## [WHAT IS NEEDED]
Check every line of the data below for the word "ChipSeq". Copy the ones that have it.

## [DATA FOR REVIEW]

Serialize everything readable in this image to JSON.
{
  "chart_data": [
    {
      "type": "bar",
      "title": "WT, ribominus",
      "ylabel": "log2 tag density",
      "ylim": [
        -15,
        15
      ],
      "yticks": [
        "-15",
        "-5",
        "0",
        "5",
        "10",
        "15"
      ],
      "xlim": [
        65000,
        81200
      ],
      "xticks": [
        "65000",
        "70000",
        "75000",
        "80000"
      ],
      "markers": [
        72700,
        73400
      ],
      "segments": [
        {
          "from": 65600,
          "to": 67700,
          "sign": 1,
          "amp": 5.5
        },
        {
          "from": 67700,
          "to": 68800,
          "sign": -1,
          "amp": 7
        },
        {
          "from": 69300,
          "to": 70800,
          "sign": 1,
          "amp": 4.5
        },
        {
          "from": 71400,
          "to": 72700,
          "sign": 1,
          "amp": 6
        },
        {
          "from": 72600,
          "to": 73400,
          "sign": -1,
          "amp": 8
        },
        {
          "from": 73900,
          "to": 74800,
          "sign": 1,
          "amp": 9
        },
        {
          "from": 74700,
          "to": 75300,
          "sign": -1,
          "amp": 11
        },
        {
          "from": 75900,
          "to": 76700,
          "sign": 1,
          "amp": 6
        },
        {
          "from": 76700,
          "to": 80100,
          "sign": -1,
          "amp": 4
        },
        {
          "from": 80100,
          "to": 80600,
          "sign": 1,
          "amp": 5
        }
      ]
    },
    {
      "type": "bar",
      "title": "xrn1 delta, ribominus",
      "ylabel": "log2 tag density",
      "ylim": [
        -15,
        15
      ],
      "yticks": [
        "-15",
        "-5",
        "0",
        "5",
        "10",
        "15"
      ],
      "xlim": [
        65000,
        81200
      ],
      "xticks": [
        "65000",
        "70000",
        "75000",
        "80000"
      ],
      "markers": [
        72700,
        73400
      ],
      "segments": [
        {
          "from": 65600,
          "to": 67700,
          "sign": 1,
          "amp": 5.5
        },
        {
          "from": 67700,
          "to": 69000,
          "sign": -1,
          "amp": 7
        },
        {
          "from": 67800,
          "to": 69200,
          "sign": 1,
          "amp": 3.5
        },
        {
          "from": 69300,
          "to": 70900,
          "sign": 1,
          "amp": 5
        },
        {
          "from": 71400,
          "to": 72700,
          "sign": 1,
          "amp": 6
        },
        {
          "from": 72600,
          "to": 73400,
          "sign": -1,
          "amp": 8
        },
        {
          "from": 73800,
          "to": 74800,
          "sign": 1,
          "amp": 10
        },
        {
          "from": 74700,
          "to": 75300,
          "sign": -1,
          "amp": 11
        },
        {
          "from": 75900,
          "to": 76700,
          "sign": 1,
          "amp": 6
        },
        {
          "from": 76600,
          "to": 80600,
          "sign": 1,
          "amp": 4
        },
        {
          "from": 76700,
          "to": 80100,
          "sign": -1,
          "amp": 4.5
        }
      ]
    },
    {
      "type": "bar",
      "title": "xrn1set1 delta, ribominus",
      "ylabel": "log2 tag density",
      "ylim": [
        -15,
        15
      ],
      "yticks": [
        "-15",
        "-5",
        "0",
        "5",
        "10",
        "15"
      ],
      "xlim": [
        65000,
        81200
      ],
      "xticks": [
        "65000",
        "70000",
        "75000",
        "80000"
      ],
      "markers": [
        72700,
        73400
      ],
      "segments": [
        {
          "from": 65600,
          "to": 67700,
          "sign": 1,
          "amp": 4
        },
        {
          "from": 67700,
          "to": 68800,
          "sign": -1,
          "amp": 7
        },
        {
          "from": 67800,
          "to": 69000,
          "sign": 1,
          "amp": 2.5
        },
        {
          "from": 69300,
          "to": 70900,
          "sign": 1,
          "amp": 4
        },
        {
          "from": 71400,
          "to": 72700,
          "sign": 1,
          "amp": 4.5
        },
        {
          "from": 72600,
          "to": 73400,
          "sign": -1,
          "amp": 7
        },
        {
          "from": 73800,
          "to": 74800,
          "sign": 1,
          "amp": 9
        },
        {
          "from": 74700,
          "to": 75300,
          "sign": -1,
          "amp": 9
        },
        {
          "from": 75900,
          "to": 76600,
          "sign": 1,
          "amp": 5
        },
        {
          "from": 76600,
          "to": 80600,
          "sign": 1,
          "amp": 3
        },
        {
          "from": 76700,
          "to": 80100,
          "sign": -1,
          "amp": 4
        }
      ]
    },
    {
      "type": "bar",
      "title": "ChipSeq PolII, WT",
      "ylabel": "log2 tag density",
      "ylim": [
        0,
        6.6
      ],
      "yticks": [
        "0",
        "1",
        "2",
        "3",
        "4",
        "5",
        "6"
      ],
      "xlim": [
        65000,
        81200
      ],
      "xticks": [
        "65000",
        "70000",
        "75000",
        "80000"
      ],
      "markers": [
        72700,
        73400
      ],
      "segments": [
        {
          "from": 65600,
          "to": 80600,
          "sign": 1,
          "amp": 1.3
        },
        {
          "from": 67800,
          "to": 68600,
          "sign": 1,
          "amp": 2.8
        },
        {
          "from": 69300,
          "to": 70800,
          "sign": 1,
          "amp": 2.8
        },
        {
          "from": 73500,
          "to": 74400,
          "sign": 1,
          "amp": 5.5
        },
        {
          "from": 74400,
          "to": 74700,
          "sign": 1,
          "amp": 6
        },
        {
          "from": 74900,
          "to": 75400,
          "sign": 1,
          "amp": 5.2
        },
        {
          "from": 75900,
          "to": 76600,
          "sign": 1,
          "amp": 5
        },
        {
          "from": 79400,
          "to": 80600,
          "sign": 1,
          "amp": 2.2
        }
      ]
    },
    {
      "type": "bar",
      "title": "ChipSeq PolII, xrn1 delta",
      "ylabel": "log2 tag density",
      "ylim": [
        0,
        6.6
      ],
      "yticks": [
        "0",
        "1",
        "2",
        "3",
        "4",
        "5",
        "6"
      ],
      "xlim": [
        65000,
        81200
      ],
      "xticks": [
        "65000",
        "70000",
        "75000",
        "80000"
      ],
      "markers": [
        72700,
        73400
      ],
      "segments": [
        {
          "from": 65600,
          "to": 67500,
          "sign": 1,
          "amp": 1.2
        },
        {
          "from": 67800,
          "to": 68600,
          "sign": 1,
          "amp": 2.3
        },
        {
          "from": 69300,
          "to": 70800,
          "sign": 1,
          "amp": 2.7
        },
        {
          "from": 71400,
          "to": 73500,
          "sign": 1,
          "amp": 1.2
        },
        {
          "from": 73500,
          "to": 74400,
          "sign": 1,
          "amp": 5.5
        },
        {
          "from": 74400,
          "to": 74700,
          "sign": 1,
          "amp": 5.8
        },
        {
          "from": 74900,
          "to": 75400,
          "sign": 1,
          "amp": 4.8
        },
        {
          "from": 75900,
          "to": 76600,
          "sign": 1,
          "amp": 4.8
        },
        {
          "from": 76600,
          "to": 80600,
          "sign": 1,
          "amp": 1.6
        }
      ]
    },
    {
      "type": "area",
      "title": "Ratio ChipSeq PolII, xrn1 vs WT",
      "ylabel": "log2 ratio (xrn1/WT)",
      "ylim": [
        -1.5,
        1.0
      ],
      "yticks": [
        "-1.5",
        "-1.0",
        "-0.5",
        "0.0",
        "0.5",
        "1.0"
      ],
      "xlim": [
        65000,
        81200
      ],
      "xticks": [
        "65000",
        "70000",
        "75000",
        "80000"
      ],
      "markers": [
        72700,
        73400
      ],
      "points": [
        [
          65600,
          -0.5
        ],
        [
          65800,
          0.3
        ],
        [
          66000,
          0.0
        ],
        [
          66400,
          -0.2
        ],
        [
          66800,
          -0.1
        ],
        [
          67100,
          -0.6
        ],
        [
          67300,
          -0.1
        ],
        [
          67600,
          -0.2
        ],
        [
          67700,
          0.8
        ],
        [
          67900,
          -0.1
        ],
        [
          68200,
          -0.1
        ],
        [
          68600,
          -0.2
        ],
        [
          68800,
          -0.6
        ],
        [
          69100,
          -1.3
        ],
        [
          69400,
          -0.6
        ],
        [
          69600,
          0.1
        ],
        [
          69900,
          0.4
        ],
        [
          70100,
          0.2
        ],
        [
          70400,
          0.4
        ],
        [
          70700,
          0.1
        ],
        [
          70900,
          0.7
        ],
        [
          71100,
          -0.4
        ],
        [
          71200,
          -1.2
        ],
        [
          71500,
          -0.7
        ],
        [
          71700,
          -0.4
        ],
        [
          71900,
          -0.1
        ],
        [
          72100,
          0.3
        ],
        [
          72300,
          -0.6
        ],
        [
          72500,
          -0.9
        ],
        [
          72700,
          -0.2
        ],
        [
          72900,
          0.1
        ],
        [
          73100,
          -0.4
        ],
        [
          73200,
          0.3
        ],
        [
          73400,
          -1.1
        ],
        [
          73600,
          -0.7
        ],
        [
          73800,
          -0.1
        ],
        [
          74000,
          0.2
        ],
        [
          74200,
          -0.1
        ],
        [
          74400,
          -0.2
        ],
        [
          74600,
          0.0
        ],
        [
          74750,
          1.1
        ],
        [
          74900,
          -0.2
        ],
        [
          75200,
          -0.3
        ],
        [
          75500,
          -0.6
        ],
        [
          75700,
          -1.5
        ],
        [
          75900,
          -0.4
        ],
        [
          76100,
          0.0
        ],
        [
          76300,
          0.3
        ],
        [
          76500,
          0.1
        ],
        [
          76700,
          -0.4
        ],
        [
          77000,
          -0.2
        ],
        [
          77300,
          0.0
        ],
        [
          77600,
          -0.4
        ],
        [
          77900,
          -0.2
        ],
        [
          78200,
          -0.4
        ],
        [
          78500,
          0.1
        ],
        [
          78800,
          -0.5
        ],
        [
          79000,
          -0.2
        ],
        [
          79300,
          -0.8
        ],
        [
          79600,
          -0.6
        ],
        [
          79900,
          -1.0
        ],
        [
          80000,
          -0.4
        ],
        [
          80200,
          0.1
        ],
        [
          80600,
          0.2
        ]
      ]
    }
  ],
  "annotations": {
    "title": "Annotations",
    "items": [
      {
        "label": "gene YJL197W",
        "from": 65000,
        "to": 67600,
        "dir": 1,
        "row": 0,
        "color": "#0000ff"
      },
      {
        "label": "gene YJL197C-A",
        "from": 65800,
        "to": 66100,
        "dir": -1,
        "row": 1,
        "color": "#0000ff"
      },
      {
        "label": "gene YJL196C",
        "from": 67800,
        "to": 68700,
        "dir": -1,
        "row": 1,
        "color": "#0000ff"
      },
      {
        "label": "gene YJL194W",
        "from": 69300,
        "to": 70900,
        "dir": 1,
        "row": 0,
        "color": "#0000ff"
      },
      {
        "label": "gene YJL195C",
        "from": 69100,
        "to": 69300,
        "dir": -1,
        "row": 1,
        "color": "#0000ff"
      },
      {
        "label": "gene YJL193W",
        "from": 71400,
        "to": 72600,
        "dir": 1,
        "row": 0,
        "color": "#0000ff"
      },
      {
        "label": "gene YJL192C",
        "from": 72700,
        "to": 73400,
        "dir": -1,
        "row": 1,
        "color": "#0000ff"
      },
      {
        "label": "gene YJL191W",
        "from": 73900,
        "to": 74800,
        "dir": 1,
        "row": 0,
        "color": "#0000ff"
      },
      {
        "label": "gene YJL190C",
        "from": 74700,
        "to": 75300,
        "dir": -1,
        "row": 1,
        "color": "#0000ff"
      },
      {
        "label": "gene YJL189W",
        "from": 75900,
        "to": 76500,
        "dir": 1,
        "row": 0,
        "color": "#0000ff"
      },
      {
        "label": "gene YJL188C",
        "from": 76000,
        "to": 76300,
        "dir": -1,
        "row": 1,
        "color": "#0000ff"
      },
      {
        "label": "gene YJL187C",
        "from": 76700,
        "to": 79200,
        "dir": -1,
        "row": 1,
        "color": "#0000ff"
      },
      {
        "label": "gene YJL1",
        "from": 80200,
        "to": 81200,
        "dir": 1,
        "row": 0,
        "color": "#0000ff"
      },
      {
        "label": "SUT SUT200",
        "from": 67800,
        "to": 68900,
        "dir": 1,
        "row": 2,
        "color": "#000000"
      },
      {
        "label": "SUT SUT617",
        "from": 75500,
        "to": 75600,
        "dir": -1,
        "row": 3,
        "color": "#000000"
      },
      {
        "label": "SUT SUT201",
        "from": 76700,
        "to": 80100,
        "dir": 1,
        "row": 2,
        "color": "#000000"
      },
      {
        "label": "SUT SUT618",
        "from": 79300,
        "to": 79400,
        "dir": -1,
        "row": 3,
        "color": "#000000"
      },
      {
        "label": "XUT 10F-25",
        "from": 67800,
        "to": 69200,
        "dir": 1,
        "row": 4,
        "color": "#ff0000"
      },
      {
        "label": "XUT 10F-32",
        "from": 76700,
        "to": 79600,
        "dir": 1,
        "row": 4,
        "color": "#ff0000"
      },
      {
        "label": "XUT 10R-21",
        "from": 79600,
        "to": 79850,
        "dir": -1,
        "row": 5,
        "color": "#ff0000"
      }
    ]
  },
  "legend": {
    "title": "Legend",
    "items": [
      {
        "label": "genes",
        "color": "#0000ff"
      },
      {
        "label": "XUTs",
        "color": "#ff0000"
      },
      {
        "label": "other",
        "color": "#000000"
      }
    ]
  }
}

## [WRITTEN RESPONSE]
      "title": "ChipSeq PolII, WT",
      "title": "ChipSeq PolII, xrn1 delta",
      "title": "Ratio ChipSeq PolII, xrn1 vs WT",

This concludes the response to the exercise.